→ **What the task asks**: Count the lines in the listing below that contain the string "front", with matching case. Reply with the number alone.

→ **Provided records**:
------------------------------------------------

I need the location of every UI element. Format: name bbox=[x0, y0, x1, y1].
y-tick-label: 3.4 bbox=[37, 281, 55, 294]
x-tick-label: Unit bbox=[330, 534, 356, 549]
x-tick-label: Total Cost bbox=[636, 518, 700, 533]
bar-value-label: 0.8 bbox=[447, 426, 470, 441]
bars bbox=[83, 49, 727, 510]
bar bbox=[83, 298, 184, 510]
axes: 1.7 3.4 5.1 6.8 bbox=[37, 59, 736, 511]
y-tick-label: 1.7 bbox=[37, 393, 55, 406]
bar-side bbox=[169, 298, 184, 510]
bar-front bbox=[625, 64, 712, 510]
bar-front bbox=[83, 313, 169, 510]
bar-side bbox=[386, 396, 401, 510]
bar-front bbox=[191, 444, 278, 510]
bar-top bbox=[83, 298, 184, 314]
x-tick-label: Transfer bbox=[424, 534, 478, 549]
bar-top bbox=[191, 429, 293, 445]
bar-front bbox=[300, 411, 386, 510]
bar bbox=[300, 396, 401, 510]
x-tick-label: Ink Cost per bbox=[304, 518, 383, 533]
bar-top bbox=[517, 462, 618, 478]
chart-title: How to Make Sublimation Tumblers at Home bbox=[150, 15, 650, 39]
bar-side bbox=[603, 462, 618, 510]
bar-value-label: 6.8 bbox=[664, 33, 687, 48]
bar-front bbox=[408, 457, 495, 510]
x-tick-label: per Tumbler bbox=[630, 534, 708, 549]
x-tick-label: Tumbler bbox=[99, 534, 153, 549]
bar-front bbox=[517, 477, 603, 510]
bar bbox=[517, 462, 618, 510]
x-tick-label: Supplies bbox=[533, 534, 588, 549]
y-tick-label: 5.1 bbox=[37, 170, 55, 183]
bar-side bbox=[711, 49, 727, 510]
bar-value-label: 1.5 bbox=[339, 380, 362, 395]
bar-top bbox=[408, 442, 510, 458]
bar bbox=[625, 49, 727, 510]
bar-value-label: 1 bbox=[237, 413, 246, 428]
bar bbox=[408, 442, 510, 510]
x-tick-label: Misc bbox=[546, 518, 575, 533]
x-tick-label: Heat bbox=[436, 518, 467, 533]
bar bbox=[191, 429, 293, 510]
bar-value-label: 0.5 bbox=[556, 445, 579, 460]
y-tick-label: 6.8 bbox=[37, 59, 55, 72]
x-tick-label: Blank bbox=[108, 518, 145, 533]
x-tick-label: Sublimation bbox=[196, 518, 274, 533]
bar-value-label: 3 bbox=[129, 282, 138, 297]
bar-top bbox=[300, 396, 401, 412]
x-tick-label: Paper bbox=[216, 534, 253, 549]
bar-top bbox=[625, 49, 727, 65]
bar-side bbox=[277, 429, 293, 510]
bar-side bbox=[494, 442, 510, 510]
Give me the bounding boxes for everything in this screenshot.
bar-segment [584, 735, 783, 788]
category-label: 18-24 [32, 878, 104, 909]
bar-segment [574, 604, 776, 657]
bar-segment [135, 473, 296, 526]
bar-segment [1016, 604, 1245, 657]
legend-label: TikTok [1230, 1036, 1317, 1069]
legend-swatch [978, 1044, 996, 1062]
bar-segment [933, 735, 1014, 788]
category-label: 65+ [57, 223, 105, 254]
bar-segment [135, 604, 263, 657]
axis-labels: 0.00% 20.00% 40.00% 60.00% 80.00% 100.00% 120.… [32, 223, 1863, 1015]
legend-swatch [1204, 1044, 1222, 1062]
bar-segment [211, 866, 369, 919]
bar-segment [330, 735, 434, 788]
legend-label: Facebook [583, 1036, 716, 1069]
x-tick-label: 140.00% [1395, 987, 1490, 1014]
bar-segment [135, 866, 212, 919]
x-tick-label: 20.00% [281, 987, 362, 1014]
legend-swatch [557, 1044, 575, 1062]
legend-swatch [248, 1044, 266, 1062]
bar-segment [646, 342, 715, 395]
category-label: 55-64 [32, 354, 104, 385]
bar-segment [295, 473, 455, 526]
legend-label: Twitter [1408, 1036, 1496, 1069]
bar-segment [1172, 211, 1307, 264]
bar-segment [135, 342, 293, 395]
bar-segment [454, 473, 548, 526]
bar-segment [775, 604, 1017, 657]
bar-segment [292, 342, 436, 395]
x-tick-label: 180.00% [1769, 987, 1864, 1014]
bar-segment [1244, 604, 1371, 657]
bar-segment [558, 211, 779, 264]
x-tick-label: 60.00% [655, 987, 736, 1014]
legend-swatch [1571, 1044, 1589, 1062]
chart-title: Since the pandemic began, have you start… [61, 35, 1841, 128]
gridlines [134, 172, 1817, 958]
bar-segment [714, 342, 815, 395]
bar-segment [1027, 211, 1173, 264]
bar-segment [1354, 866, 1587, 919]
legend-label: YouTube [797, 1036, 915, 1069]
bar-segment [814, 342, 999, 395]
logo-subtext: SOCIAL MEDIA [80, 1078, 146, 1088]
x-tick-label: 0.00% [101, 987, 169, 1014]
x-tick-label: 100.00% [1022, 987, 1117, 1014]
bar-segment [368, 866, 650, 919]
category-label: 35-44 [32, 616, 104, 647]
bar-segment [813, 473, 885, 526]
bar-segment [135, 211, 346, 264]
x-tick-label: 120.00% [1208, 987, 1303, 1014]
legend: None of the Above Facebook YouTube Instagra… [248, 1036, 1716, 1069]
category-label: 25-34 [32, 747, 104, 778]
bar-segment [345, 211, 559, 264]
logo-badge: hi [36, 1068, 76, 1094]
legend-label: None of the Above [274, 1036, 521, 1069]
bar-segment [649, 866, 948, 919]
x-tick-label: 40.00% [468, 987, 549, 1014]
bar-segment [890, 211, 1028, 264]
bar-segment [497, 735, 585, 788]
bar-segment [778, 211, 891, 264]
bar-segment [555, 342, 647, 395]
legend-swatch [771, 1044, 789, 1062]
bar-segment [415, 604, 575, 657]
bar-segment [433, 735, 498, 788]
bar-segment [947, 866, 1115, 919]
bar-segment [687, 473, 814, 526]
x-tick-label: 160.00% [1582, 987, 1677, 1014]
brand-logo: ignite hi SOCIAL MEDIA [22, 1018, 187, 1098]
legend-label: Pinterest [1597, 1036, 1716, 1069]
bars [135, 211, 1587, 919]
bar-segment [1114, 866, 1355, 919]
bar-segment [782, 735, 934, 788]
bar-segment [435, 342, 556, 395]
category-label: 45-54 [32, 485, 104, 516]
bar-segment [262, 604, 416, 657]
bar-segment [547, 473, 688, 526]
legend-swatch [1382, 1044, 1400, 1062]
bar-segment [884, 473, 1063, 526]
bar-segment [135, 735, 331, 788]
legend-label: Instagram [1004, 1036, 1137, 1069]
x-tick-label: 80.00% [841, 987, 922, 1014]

------------------------------------------------

→ **Full solution**: 6